### Exercise task
Some lines in the records below may hold the word "thuật"; give the number of those lines and nothing else.

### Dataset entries

####################

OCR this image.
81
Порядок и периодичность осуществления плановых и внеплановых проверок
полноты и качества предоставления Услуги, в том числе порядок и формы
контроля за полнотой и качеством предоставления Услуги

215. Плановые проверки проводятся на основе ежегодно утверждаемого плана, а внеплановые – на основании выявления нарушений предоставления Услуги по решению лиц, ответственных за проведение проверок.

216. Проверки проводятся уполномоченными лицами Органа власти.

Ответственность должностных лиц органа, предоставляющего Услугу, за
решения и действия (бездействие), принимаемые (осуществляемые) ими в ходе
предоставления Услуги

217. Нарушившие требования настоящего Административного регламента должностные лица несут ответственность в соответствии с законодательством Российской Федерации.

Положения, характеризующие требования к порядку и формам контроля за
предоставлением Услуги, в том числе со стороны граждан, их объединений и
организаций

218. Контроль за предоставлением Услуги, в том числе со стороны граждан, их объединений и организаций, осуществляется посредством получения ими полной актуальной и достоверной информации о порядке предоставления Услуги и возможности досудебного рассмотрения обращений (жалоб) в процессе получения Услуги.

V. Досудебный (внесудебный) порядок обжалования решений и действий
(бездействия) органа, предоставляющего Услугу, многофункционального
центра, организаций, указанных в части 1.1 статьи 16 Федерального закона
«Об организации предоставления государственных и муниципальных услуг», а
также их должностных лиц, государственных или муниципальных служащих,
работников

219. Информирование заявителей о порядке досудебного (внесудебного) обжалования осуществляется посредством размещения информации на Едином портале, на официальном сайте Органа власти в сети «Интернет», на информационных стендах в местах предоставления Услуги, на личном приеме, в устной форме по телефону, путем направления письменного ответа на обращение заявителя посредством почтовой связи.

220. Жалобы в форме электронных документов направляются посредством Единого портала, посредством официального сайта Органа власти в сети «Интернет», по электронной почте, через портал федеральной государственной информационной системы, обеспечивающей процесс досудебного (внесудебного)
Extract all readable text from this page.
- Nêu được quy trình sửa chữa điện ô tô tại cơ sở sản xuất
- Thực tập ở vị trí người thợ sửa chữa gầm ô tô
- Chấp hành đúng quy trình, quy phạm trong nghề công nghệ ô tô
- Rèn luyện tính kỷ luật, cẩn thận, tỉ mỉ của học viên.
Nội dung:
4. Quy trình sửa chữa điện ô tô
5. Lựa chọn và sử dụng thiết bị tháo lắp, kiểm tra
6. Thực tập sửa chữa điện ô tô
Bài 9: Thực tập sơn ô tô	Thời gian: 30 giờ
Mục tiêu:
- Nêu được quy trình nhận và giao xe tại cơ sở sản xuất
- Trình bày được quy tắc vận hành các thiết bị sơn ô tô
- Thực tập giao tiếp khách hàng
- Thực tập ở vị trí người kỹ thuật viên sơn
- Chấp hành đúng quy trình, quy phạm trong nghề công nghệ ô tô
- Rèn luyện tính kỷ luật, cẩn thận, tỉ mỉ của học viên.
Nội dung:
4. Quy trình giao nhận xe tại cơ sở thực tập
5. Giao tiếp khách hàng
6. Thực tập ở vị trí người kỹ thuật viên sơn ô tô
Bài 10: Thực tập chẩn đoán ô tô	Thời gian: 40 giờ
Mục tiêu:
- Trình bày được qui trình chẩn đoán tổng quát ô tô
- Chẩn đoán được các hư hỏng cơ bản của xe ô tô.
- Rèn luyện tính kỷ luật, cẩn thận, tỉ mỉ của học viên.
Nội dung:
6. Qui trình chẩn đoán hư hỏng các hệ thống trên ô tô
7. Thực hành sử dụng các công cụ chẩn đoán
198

####################

### Exercise output
2